• **本文の抜粋**:
そこで、どのようなものが証拠として考えられるかですが、よく出てくるものとして次のものがあります。

 

・探偵による報告書

・LINEのトーク履歴

・SNSへの投稿

・GPSによる位置情報

 

 このような証拠をもとに立証していくことになるでしょう。

 

②結婚していることを知っていたか

 不貞行為の相手方に請求をする場合は、不貞相手が「結婚していること」を知っていなければなりません。落ち度なく独身と思って性交渉を持った場合は不貞相手には慰謝料は請求できません。

 相手が既婚と知っていたことの立証は、知り合った場所がどこか(職場など)や結婚指輪をしていたか、などから立証していくことになります。

もちろん、仮に不貞相手への請求が難しい場合でも配偶者は自分が結婚していることは知っているので配偶者への慰謝料請求は可能です。

 

③慰謝料の金額

 慰謝料の金額はケースバイケースと言わざるを得ませんが、100万円~300万円の間で認められることが多いと言えます。慰謝料の金額は、結婚期間や子どもの有無、不貞期間や回数等が考慮されることになります。

 

④婚姻関係破綻していたか

 最高裁は婚姻関係の破綻後の不貞行為の場合は「特段の事情が無い限り、不法行為責任は負わないものと解するのが相当」と判断しています(最高裁平成8年3月26日)。

 そのため、慰謝料を請求する場合には不貞時点で婚姻関係が破綻していないことも重要です。では、どのような場合に婚姻関係が破綻していたと評価されるかですが、別居があるか、別居してからどのくらい時間が経過しているかがポイントになります。同居している状況で婚姻関係破綻の主張は基本的に認められずらいと考えます。

 

 

3 終わりに

 不貞相手に対する慰謝料請求は個別性が強いため弁護士にご相談されることをお勧めします。また、慰謝料を裁判所にいくら認めてもらうかと同時に、どうやって回収するかも大事になってきますので、回収方法についても弁護士と相談しながら進める方が良いと思います。

• **読んで答える**:
a. 次の(i)~(iii)は本文の内容と合っていますか。それぞれ「はい」か「いいえ」で答え、決め手となる本文の言葉をそのまま引用してください。
(i) 慰謝料は100万円~300万円の間で認められることが多い。
(ii) 不貞相手が相手を独身だと思い込んでいた場合でも、落ち度がなければ不貞相手に慰謝料を請求できる。
(iii) 慰謝料の金額を決めるとき、結婚期間は考慮されない。
b. 本文の「②結婚していることを知っていたか」から「が考慮されることになります。」までを(両端を含めて)書き直してください。その際、「慰謝料」を「賠償金」に言い換えてください。
c. 本文によると、慰謝料を請求するときに、不貞の時点で婚姻関係が破綻していないことが重要なのはなぜですか。1~3文で説明してください。
資料を見なくても答えられます。

• **提供された資料**:
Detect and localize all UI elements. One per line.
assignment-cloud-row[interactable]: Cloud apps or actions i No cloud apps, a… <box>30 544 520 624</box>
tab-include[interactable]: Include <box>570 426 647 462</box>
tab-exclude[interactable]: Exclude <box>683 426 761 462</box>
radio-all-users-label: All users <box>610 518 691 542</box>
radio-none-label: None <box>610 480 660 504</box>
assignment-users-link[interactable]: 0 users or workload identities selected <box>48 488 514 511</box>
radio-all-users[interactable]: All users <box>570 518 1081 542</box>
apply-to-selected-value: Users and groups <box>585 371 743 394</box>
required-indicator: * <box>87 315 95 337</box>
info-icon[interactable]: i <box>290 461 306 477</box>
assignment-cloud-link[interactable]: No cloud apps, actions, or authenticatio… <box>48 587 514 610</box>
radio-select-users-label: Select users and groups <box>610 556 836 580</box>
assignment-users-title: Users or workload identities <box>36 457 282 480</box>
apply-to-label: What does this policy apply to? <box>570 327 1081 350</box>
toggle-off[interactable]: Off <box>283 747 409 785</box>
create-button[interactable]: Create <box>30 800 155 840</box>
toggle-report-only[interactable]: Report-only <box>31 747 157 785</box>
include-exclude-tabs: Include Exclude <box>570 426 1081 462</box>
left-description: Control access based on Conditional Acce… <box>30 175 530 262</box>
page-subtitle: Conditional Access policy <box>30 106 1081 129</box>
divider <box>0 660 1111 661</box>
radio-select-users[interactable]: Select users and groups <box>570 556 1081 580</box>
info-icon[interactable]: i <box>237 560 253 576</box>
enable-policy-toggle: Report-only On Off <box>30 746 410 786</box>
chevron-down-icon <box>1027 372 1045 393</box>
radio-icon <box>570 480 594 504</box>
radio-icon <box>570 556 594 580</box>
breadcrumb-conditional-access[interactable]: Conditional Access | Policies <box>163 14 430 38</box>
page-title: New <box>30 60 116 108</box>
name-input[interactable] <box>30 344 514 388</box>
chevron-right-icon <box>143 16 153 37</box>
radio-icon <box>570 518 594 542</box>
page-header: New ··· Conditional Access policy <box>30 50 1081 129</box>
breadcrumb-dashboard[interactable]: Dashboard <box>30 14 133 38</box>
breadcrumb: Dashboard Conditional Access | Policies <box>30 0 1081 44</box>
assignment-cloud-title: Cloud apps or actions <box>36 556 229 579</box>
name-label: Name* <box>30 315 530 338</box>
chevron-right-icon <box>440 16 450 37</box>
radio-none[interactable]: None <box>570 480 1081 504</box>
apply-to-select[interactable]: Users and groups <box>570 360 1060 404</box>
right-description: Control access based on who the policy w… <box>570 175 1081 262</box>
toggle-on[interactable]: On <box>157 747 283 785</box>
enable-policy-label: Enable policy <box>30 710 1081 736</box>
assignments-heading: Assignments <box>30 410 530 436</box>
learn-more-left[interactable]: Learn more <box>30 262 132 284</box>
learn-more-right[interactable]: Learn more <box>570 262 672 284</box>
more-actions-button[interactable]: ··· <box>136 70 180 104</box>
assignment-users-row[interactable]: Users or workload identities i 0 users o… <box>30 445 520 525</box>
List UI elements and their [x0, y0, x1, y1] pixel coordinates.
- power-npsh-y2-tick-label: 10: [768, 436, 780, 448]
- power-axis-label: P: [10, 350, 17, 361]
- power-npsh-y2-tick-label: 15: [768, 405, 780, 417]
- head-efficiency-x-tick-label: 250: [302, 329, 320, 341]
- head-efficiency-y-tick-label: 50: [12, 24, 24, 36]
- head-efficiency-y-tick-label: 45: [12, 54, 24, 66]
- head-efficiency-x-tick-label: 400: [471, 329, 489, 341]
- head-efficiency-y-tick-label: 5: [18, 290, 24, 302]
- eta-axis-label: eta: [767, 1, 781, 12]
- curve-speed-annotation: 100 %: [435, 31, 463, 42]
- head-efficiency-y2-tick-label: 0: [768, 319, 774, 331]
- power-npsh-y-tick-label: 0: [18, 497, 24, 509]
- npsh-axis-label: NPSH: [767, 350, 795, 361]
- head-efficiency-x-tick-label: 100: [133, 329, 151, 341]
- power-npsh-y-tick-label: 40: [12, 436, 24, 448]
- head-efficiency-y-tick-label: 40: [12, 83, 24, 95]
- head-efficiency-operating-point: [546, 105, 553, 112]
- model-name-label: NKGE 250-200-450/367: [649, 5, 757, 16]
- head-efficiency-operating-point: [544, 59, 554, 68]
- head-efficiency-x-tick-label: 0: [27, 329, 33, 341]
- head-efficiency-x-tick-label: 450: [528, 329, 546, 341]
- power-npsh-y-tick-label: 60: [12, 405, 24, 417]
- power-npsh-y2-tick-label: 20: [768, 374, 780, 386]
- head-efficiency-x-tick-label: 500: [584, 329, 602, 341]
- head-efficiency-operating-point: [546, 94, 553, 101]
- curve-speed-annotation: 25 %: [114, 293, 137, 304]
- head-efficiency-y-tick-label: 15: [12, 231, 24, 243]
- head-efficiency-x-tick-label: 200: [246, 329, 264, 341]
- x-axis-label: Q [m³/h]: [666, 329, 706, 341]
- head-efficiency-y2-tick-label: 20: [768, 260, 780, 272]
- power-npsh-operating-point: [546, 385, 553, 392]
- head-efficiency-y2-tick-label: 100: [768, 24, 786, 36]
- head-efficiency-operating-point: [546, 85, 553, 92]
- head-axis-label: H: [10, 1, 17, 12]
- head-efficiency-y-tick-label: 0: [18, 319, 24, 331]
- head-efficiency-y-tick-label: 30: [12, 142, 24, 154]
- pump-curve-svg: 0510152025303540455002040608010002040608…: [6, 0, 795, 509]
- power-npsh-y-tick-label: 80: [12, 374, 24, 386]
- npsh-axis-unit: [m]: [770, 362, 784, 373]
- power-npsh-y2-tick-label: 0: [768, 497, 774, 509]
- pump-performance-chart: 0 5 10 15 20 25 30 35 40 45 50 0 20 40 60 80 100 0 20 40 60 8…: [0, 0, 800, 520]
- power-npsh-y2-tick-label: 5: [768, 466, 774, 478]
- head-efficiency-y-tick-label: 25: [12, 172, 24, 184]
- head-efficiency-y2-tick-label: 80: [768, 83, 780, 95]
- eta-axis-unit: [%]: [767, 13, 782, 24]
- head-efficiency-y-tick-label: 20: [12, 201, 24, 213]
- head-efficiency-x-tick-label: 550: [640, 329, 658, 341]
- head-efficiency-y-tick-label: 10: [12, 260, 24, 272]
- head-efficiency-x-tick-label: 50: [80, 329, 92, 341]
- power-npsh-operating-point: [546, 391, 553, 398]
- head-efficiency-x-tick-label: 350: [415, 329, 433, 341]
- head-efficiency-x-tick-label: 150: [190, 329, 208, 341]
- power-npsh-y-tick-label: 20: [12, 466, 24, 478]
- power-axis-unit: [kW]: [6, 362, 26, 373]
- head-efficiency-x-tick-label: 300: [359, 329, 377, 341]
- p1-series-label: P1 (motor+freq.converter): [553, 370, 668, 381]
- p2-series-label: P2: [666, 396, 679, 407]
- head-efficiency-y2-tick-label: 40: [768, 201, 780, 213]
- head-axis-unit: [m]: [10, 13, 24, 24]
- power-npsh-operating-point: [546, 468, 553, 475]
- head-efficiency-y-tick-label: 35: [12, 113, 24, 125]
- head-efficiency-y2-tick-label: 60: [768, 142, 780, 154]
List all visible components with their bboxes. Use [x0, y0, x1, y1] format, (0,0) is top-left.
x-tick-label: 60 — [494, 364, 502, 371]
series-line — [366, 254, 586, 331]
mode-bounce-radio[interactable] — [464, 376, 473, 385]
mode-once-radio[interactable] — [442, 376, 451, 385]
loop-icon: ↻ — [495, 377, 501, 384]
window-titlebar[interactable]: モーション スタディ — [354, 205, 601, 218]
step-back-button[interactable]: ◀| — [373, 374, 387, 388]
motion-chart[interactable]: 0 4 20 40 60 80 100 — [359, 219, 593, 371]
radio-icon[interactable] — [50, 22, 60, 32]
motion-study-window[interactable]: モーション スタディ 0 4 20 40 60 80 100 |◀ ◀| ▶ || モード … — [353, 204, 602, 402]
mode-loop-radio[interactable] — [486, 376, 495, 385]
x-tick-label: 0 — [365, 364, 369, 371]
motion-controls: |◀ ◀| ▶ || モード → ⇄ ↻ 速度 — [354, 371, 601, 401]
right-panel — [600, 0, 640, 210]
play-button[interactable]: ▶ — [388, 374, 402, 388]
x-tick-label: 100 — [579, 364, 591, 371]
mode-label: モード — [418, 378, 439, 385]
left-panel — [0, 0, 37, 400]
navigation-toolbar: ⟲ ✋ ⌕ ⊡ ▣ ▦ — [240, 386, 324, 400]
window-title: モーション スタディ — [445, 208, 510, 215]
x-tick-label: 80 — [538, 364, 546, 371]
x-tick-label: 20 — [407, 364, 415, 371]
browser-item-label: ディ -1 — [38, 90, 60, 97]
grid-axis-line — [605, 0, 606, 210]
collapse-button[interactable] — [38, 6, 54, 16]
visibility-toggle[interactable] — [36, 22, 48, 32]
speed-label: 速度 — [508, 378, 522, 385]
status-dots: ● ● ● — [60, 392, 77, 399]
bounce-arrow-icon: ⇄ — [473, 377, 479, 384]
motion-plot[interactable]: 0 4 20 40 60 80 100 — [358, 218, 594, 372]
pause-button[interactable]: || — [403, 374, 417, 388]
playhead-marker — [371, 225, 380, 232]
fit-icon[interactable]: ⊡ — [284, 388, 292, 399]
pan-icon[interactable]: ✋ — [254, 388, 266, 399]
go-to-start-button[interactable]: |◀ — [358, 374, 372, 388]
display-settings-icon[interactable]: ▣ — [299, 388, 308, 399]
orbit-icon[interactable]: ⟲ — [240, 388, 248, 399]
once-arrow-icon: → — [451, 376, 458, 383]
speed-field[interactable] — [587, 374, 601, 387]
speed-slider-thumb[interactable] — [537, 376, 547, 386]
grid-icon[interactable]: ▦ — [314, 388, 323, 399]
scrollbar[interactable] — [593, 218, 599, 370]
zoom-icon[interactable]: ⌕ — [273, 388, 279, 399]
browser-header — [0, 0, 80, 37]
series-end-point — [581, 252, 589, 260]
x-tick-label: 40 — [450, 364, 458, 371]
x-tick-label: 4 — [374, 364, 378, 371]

• **解答例**:
a.
(i) はい:「100万円~300万円の間で認められることが多いと言えます」
(ii) いいえ:「落ち度なく独身と思って性交渉を持った場合は不貞相手には慰謝料は請求できません」
(iii) いいえ:「慰謝料の金額は、結婚期間や子どもの有無、不貞期間や回数等が考慮されることになります」

b.
②結婚していることを知っていたか

 不貞行為の相手方に請求をする場合は、不貞相手が「結婚していること」を知っていなければなりません。落ち度なく独身と思って性交渉を持った場合は不貞相手には賠償金は請求できません。

 相手が既婚と知っていたことの立証は、知り合った場所がどこか(職場など)や結婚指輪をしていたか、などから立証していくことになります。

もちろん、仮に不貞相手への請求が難しい場合でも配偶者は自分が結婚していることは知っているので配偶者への賠償金請求は可能です。

 

③賠償金の金額

 賠償金の金額はケースバイケースと言わざるを得ませんが、100万円~300万円の間で認められることが多いと言えます。賠償金の金額は、結婚期間や子どもの有無、不貞期間や回数等が考慮されることになります。

c. 最高裁が、婚姻関係が破綻した後の不貞行為については「特段の事情が無い限り、不法行為責任は負わない」と判断しているからです(最高裁平成8年3月26日)。